• _STATED TASK_
Search the material for the word "JSON" and report each line where it turns up.

• _LISTED RECORDS_

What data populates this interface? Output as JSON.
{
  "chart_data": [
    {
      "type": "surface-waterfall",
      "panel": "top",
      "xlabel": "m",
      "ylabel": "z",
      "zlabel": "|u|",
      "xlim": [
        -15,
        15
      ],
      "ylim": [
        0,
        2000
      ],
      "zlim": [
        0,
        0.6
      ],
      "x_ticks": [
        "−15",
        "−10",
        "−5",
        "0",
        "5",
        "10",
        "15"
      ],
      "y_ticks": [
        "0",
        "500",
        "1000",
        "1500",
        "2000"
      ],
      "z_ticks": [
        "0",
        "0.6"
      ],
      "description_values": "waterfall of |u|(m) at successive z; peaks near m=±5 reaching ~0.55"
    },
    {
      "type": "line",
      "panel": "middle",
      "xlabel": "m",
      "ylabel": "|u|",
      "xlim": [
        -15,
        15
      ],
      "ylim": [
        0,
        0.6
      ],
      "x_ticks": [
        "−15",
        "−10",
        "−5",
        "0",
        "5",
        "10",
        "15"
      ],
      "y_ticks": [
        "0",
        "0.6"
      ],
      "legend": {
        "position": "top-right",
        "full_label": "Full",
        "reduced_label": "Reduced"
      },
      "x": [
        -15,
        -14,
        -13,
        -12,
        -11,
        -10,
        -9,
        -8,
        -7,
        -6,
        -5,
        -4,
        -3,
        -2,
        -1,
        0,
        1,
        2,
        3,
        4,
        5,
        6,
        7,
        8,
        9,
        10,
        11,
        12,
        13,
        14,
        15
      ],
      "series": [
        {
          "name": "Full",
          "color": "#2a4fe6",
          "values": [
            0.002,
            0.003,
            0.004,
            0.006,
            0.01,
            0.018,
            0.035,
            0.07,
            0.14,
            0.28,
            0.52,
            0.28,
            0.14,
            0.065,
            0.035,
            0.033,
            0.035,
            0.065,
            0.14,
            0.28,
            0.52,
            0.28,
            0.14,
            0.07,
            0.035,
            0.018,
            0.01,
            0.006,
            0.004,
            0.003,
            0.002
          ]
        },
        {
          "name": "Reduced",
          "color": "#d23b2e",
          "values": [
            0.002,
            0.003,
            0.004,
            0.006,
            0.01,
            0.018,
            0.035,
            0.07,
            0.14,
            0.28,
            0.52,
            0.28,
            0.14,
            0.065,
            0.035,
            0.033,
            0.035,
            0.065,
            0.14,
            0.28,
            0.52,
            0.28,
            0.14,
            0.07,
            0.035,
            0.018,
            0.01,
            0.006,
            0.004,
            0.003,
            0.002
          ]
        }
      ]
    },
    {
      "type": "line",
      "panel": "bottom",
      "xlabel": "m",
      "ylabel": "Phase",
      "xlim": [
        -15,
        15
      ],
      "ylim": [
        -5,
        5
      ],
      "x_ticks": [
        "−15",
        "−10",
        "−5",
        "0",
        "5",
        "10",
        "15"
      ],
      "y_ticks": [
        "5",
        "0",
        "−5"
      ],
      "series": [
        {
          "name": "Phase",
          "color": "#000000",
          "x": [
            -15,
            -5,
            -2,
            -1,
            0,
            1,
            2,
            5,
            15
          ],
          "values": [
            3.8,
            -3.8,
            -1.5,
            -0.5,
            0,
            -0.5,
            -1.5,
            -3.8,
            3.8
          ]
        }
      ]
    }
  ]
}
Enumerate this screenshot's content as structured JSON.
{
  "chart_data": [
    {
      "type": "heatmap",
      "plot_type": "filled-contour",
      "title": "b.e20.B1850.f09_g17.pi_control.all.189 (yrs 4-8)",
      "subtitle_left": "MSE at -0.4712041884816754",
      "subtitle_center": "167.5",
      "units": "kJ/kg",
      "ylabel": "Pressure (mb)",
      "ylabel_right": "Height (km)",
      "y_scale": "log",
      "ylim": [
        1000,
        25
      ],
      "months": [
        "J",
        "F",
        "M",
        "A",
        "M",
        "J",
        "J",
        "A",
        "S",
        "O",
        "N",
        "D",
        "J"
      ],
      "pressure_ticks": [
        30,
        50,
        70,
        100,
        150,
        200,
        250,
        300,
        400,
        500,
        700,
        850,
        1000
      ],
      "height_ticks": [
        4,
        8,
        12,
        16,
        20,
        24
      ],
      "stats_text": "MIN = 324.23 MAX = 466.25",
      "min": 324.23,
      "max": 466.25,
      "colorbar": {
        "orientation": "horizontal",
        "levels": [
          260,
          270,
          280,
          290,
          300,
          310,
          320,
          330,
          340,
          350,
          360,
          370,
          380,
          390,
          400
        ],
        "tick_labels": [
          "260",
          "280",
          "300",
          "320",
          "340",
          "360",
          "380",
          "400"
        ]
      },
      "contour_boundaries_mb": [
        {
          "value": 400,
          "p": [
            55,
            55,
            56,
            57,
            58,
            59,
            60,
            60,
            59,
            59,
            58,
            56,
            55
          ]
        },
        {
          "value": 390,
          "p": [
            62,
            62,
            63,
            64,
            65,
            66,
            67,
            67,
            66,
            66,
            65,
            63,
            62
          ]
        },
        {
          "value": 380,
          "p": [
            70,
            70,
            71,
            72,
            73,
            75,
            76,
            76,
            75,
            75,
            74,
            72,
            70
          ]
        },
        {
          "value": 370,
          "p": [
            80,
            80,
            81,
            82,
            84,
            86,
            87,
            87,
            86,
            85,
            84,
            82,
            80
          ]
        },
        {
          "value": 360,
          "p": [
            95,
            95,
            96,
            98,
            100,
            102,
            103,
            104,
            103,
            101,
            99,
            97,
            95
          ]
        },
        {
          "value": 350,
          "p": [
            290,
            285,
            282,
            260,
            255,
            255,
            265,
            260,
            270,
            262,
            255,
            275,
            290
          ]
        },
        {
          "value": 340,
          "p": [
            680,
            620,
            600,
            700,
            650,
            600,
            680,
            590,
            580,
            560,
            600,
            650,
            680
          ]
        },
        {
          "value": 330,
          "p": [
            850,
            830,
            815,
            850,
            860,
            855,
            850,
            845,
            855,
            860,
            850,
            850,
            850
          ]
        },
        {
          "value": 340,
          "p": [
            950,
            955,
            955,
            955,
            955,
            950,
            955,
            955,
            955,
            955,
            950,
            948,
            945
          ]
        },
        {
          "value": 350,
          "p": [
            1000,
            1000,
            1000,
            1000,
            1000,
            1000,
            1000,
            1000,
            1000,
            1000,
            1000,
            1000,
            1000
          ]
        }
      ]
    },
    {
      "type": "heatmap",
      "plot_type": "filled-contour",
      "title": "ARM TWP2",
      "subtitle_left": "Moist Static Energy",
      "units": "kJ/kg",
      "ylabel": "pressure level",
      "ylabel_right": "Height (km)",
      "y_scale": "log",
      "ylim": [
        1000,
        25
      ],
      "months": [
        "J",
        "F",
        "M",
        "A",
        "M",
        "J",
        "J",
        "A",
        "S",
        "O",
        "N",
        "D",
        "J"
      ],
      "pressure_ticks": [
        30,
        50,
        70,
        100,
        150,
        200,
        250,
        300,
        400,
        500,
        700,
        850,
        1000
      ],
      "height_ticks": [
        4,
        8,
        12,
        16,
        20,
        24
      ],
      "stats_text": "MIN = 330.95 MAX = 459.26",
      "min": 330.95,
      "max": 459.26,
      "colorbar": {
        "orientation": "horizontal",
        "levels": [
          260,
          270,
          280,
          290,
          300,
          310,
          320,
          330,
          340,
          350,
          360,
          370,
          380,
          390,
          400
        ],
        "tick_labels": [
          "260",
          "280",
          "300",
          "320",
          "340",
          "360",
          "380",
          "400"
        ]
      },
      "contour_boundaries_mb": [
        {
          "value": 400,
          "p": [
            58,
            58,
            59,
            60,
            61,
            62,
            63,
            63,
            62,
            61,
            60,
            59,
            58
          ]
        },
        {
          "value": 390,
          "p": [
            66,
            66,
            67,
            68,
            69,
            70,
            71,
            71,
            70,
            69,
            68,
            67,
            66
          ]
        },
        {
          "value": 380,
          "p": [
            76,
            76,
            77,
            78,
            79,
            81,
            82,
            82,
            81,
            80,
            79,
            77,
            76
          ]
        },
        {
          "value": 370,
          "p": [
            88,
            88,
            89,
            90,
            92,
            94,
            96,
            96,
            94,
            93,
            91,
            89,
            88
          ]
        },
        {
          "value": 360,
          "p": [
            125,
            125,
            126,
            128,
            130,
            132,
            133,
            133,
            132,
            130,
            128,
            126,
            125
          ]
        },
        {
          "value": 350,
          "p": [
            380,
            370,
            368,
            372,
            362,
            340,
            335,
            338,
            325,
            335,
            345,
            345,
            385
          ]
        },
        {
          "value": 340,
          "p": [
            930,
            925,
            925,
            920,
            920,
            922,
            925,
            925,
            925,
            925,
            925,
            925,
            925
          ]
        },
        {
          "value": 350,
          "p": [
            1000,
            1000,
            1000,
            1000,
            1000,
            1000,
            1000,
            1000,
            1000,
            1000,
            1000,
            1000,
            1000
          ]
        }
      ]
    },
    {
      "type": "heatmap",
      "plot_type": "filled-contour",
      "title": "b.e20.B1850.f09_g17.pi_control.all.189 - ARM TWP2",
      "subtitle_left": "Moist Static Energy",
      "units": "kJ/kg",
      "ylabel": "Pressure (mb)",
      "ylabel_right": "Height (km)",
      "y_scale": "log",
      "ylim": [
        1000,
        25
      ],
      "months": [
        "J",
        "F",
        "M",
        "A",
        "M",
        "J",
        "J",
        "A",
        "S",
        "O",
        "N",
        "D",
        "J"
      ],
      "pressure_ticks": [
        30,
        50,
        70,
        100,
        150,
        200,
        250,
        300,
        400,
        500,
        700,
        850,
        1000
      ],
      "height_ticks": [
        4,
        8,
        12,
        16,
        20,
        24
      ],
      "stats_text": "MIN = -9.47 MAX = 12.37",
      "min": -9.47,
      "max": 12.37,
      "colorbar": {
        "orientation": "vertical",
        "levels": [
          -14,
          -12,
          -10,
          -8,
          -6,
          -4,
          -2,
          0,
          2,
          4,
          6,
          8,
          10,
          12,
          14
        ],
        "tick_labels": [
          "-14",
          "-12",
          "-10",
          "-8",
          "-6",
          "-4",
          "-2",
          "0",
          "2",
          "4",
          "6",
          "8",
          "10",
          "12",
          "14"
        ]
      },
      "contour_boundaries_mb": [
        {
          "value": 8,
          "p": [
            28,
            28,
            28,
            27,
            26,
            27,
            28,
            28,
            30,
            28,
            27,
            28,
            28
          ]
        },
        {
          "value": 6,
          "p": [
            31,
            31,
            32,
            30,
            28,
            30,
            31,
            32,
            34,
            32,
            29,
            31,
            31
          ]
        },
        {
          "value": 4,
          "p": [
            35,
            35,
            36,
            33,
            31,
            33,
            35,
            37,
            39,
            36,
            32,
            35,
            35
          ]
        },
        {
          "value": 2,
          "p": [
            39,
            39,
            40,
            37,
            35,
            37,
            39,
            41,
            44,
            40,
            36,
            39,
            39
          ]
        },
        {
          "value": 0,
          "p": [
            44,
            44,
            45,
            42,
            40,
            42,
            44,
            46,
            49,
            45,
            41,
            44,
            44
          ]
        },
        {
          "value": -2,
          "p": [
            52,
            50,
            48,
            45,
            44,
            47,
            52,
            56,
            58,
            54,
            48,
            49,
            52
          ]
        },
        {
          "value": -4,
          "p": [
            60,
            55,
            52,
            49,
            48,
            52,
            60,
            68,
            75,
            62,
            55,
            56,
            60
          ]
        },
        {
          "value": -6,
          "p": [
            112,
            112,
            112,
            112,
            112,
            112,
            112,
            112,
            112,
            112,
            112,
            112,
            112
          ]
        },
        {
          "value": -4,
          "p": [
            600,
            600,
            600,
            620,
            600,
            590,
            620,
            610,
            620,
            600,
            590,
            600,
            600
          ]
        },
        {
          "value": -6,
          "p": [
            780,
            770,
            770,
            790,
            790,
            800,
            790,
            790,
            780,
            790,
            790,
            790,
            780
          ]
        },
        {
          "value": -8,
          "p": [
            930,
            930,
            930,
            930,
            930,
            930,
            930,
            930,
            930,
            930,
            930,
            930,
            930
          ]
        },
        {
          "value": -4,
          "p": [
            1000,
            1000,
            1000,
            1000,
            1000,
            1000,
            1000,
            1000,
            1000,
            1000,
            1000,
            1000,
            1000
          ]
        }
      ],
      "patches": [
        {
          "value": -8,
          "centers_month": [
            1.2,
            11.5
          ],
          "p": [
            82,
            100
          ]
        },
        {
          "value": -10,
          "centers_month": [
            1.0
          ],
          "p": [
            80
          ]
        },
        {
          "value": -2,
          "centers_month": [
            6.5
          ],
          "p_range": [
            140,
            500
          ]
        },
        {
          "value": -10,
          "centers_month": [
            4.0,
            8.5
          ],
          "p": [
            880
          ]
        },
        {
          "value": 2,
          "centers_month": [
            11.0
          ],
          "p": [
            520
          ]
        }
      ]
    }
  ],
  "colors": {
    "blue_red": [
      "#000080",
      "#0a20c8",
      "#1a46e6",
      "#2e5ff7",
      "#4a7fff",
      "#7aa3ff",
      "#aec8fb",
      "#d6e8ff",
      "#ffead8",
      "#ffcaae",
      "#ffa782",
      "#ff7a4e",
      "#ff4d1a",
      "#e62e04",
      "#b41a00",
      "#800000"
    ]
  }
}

• _RESULT OF THIS EXERCISE_
What data populates this interface? Output as JSON.
Enumerate this screenshot's content as structured JSON.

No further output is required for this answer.